- **YOUR TASK**: Search the records for "points". Copy every line where it appears.

- **EXTRACTED DATA**:
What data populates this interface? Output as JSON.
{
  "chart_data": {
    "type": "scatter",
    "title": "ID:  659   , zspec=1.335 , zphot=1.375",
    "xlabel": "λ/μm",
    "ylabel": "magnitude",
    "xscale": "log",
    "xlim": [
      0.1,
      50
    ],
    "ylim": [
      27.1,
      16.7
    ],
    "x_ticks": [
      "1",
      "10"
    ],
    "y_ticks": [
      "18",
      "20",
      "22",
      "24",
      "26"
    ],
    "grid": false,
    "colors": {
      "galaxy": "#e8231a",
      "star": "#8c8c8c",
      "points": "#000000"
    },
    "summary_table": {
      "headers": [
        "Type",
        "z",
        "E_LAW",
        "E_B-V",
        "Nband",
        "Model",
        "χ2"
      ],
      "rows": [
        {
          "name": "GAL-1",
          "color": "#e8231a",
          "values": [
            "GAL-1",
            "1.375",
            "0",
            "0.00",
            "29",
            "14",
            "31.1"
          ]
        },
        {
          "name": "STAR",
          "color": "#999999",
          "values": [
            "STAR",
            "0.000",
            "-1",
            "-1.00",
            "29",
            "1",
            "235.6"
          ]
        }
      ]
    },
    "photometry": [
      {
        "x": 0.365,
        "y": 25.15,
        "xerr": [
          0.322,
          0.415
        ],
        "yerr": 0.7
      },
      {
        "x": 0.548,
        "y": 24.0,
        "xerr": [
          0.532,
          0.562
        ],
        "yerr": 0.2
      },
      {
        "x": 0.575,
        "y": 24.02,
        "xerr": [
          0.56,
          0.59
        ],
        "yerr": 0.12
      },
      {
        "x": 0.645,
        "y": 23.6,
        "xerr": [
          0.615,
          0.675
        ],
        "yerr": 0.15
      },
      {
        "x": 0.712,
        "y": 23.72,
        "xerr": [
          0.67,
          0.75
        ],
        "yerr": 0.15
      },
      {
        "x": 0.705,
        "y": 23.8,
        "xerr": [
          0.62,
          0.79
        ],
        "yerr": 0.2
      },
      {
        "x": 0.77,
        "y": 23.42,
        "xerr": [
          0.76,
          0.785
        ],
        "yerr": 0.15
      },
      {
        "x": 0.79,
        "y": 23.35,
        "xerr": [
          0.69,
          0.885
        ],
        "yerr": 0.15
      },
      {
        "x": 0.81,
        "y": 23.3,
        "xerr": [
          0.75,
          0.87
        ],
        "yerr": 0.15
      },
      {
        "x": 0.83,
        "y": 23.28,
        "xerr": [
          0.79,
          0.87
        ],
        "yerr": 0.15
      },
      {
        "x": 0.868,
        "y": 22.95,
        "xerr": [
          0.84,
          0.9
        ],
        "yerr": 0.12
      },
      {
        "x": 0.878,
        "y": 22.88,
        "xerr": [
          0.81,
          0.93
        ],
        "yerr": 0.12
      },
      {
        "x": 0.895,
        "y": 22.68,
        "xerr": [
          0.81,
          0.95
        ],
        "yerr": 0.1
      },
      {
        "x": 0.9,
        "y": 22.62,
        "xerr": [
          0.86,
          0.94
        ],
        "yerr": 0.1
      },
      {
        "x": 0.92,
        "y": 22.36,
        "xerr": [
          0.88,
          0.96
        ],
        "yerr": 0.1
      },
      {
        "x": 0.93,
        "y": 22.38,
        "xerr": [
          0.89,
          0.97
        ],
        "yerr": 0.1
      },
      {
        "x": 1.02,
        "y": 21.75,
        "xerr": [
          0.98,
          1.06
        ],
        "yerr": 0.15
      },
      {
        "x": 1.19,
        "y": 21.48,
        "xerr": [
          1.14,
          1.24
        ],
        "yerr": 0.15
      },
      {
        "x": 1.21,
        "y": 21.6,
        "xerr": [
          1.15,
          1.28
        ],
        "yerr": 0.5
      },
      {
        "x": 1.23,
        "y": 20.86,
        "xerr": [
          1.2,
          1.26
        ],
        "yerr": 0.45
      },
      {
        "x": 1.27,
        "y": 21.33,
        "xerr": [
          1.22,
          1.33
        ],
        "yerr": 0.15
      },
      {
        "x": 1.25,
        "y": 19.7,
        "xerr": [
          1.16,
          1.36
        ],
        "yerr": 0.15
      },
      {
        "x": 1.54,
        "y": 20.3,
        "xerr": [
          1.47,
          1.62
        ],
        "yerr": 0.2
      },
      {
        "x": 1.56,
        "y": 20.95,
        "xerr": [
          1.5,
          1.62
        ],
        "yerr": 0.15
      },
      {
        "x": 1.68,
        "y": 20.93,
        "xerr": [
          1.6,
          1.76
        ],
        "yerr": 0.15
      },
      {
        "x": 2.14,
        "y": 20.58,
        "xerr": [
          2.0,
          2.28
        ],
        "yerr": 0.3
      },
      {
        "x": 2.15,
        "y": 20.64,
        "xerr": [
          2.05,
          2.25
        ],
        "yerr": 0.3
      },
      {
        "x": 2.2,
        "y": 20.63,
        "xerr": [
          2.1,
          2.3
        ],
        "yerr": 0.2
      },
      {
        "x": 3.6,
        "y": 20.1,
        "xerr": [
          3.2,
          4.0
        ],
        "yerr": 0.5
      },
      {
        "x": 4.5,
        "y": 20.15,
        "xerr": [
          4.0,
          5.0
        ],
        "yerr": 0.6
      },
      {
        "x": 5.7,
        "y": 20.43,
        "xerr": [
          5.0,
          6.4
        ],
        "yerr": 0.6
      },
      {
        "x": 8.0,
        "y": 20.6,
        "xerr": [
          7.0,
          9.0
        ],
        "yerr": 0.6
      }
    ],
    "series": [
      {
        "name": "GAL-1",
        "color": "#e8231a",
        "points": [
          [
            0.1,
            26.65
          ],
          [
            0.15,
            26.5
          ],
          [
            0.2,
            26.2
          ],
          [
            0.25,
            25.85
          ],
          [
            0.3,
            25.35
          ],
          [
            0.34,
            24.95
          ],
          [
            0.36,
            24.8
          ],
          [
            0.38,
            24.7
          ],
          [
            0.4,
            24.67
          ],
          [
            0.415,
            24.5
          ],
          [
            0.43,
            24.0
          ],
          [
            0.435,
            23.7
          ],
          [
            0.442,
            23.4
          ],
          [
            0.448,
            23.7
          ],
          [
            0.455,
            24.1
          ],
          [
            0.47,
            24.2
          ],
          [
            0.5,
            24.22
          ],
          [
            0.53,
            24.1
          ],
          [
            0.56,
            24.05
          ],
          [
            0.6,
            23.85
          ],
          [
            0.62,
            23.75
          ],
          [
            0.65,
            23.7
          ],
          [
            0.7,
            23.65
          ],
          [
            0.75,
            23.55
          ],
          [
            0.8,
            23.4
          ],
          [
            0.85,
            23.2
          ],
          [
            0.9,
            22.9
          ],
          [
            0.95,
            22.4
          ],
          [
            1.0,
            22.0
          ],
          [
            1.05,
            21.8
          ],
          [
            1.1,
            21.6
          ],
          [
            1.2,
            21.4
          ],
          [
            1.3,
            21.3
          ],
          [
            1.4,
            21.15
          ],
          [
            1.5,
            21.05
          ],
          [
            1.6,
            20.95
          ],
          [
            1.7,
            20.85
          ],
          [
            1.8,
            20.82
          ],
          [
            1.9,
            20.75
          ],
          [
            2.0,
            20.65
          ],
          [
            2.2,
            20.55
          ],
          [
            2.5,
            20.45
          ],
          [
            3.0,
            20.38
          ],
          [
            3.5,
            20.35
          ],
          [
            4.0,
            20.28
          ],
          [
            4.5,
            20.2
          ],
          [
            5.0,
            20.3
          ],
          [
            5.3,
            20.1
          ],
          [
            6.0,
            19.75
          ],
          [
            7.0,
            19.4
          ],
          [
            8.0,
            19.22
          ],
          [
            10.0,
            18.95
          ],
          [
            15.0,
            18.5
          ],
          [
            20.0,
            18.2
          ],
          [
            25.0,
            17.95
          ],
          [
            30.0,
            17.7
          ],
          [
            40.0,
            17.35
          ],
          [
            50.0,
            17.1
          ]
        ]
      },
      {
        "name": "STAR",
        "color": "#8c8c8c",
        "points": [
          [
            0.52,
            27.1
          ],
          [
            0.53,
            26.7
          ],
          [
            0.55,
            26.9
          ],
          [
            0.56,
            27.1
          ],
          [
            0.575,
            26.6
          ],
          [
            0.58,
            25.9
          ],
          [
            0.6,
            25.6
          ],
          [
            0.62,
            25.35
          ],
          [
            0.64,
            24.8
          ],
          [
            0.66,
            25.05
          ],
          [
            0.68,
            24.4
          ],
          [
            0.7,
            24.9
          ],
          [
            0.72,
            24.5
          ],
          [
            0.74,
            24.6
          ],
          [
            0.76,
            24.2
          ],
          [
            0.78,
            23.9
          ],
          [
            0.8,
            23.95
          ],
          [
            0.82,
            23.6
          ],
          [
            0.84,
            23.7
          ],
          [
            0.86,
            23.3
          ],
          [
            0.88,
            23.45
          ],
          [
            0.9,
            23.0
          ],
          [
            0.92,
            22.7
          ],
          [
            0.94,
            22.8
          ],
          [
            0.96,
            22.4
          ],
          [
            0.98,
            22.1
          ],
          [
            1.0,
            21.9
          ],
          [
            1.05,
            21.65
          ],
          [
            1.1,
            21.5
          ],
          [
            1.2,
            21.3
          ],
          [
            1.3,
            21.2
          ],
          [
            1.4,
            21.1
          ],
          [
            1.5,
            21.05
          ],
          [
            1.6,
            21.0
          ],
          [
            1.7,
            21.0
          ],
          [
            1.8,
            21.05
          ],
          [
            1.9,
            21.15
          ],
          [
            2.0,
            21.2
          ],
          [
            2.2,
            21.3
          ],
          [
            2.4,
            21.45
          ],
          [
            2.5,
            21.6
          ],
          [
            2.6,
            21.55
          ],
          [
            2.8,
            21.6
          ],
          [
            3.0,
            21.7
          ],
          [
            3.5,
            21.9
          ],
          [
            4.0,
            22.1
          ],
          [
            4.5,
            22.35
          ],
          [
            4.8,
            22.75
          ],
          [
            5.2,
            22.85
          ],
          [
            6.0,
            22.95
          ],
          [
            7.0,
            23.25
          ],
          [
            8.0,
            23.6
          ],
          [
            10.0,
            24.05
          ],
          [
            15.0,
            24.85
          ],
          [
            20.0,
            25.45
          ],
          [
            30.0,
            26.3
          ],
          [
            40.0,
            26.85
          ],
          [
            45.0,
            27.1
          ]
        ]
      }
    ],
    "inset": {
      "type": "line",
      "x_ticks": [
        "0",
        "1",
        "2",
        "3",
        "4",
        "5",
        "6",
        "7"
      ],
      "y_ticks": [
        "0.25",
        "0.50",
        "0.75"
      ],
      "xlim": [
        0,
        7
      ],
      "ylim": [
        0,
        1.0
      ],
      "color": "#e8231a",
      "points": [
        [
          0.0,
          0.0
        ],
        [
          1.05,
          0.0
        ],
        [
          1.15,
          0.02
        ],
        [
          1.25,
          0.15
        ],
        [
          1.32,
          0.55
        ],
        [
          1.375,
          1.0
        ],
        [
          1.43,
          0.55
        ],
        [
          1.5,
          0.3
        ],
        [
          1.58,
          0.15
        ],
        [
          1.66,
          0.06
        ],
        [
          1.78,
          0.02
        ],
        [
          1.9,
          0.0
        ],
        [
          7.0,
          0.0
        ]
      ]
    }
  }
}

- **COMPLETE ANSWER**:
      "points": "#000000"
        "points": [
        "points": [
      "points": [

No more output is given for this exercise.